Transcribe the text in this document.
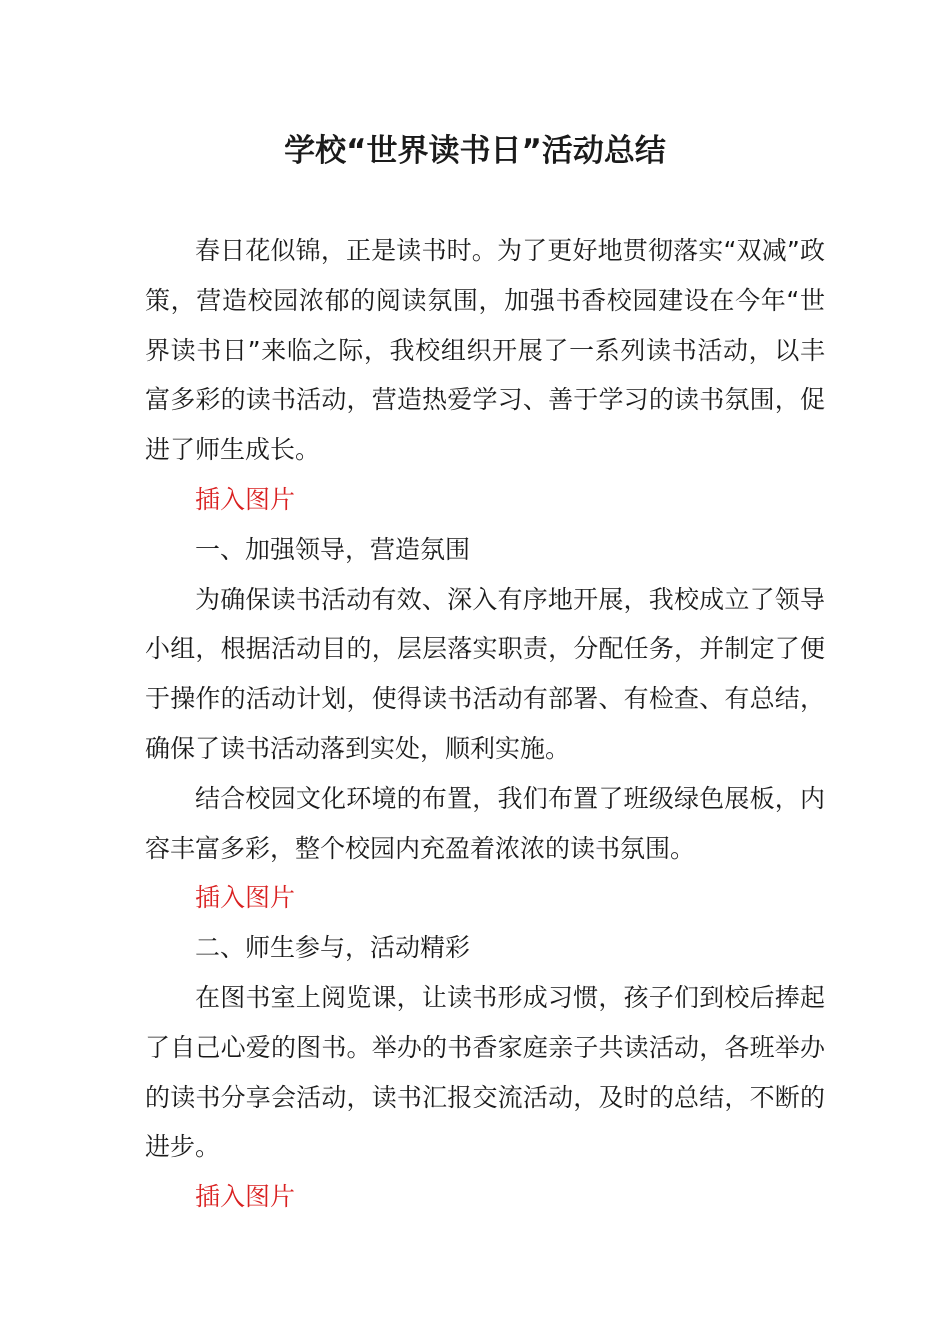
学校“世界读书日”活动总结

春日花似锦，正是读书时。为了更好地贯彻落实“双减”政策，营造校园浓郁的阅读氛围，加强书香校园建设在今年“世界读书日”来临之际，我校组织开展了一系列读书活动，以丰富多彩的读书活动，营造热爱学习、善于学习的读书氛围，促进了师生成长。

插入图片

一、加强领导，营造氛围

为确保读书活动有效、深入有序地开展，我校成立了领导小组，根据活动目的，层层落实职责，分配任务，并制定了便于操作的活动计划，使得读书活动有部署、有检查、有总结，确保了读书活动落到实处，顺利实施。

结合校园文化环境的布置，我们布置了班级绿色展板，内容丰富多彩，整个校园内充盈着浓浓的读书氛围。

插入图片

二、师生参与，活动精彩

在图书室上阅览课，让读书形成习惯，孩子们到校后捧起了自己心爱的图书。举办的书香家庭亲子共读活动，各班举办的读书分享会活动，读书汇报交流活动，及时的总结，不断的进步。

插入图片
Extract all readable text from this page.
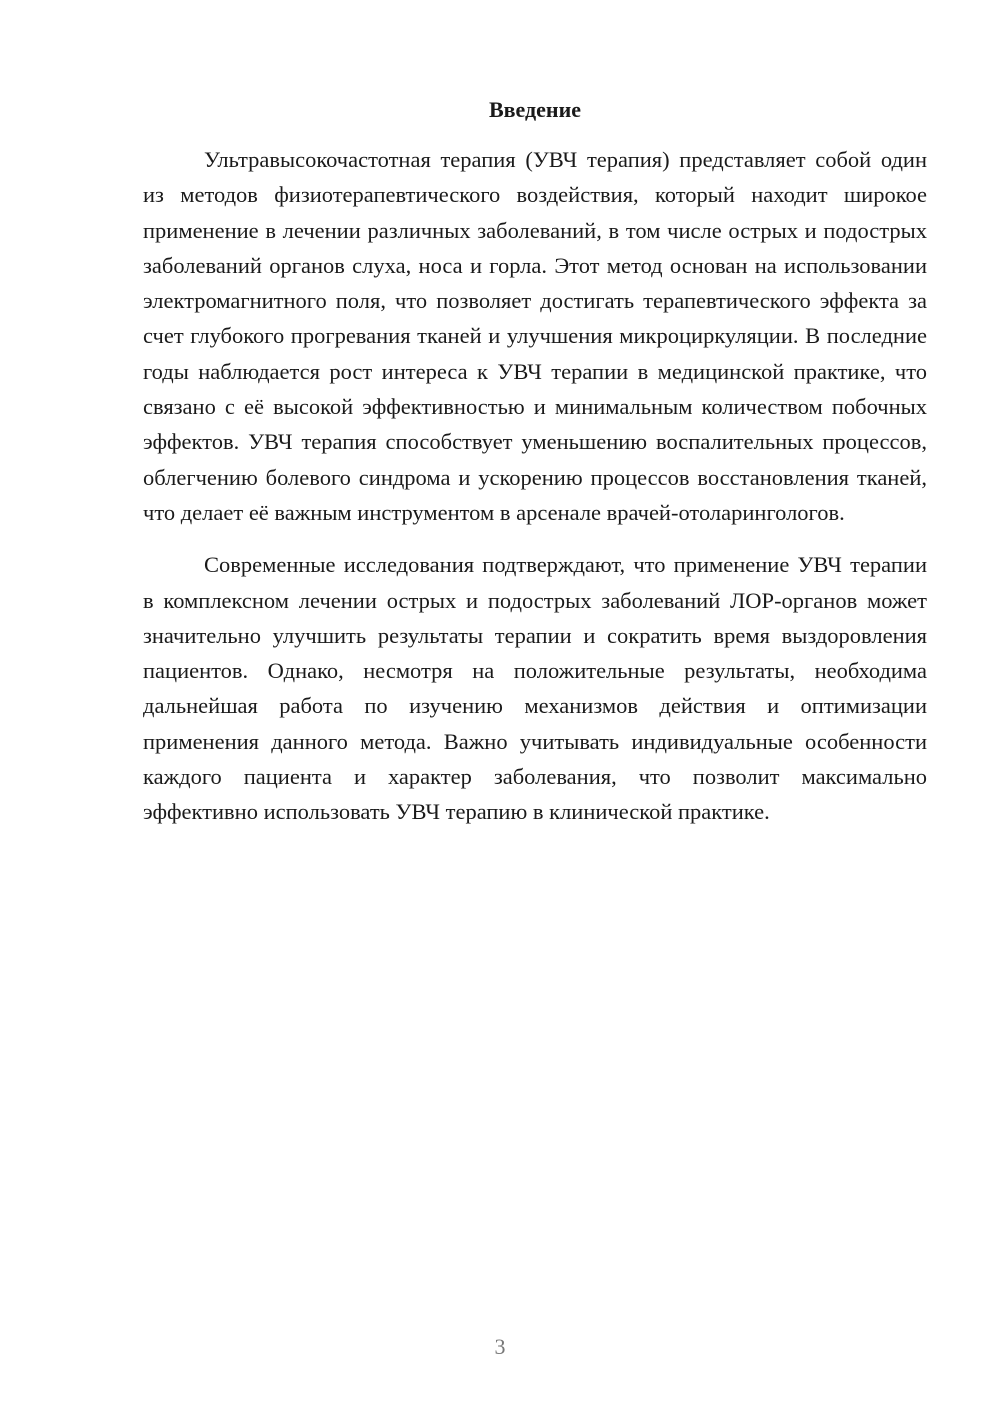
Введение

Ультравысокочастотная терапия (УВЧ терапия) представляет собой один из методов физиотерапевтического воздействия, который находит широкое применение в лечении различных заболеваний, в том числе острых и подострых заболеваний органов слуха, носа и горла. Этот метод основан на использовании электромагнитного поля, что позволяет достигать терапевтического эффекта за счет глубокого прогревания тканей и улучшения микроциркуляции. В последние годы наблюдается рост интереса к УВЧ терапии в медицинской практике, что связано с её высокой эффективностью и минимальным количеством побочных эффектов. УВЧ терапия способствует уменьшению воспалительных процессов, облегчению болевого синдрома и ускорению процессов восстановления тканей, что делает её важным инструментом в арсенале врачей-отоларингологов.

Современные исследования подтверждают, что применение УВЧ терапии в комплексном лечении острых и подострых заболеваний ЛОР-органов может значительно улучшить результаты терапии и сократить время выздоровления пациентов. Однако, несмотря на положительные результаты, необходима дальнейшая работа по изучению механизмов действия и оптимизации применения данного метода. Важно учитывать индивидуальные особенности каждого пациента и характер заболевания, что позволит максимально эффективно использовать УВЧ терапию в клинической практике.

3
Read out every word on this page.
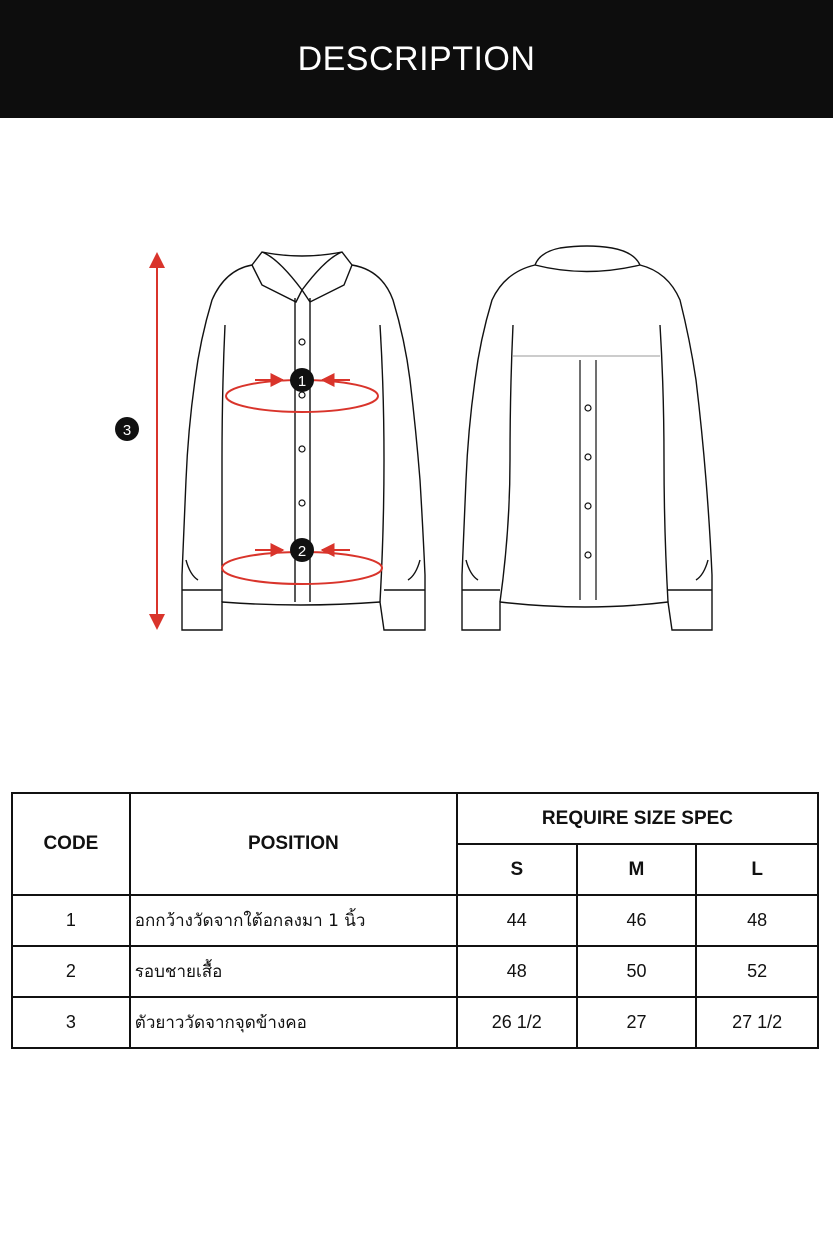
DESCRIPTION
3
1
2
CODE	POSITION	REQUIRE SIZE SPEC		
		S	M	L
1	อกกว้างวัดจากใต้อกลงมา 1 นิ้ว	44	46	48
2	รอบชายเสื้อ	48	50	52
3	ตัวยาววัดจากจุดข้างคอ	26 1/2	27	27 1/2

• _Problem requirements_
Skip the pictures, then retype every line above exactly.

• _Correct output_
Transcribe the text in this document.
学校“世界读书日”活动总结

春日花似锦，正是读书时。为了更好地贯彻落实“双减”政策，营造校园浓郁的阅读氛围，加强书香校园建设在今年“世界读书日”来临之际，我校组织开展了一系列读书活动，以丰富多彩的读书活动，营造热爱学习、善于学习的读书氛围，促进了师生成长。

插入图片

一、加强领导，营造氛围

为确保读书活动有效、深入有序地开展，我校成立了领导小组，根据活动目的，层层落实职责，分配任务，并制定了便于操作的活动计划，使得读书活动有部署、有检查、有总结，确保了读书活动落到实处，顺利实施。

结合校园文化环境的布置，我们布置了班级绿色展板，内容丰富多彩，整个校园内充盈着浓浓的读书氛围。

插入图片

二、师生参与，活动精彩

在图书室上阅览课，让读书形成习惯，孩子们到校后捧起了自己心爱的图书。举办的书香家庭亲子共读活动，各班举办的读书分享会活动，读书汇报交流活动，及时的总结，不断的进步。

插入图片
Extract all readable text from this page.
Введение

Ультравысокочастотная терапия (УВЧ терапия) представляет собой один из методов физиотерапевтического воздействия, который находит широкое применение в лечении различных заболеваний, в том числе острых и подострых заболеваний органов слуха, носа и горла. Этот метод основан на использовании электромагнитного поля, что позволяет достигать терапевтического эффекта за счет глубокого прогревания тканей и улучшения микроциркуляции. В последние годы наблюдается рост интереса к УВЧ терапии в медицинской практике, что связано с её высокой эффективностью и минимальным количеством побочных эффектов. УВЧ терапия способствует уменьшению воспалительных процессов, облегчению болевого синдрома и ускорению процессов восстановления тканей, что делает её важным инструментом в арсенале врачей-отоларингологов.

Современные исследования подтверждают, что применение УВЧ терапии в комплексном лечении острых и подострых заболеваний ЛОР-органов может значительно улучшить результаты терапии и сократить время выздоровления пациентов. Однако, несмотря на положительные результаты, необходима дальнейшая работа по изучению механизмов действия и оптимизации применения данного метода. Важно учитывать индивидуальные особенности каждого пациента и характер заболевания, что позволит максимально эффективно использовать УВЧ терапию в клинической практике.

3
Read out every word on this page.
DESCRIPTION
3
1
2
CODE	POSITION	REQUIRE SIZE SPEC		
		S	M	L
1	อกกว้างวัดจากใต้อกลงมา 1 นิ้ว	44	46	48
2	รอบชายเสื้อ	48	50	52
3	ตัวยาววัดจากจุดข้างคอ	26 1/2	27	27 1/2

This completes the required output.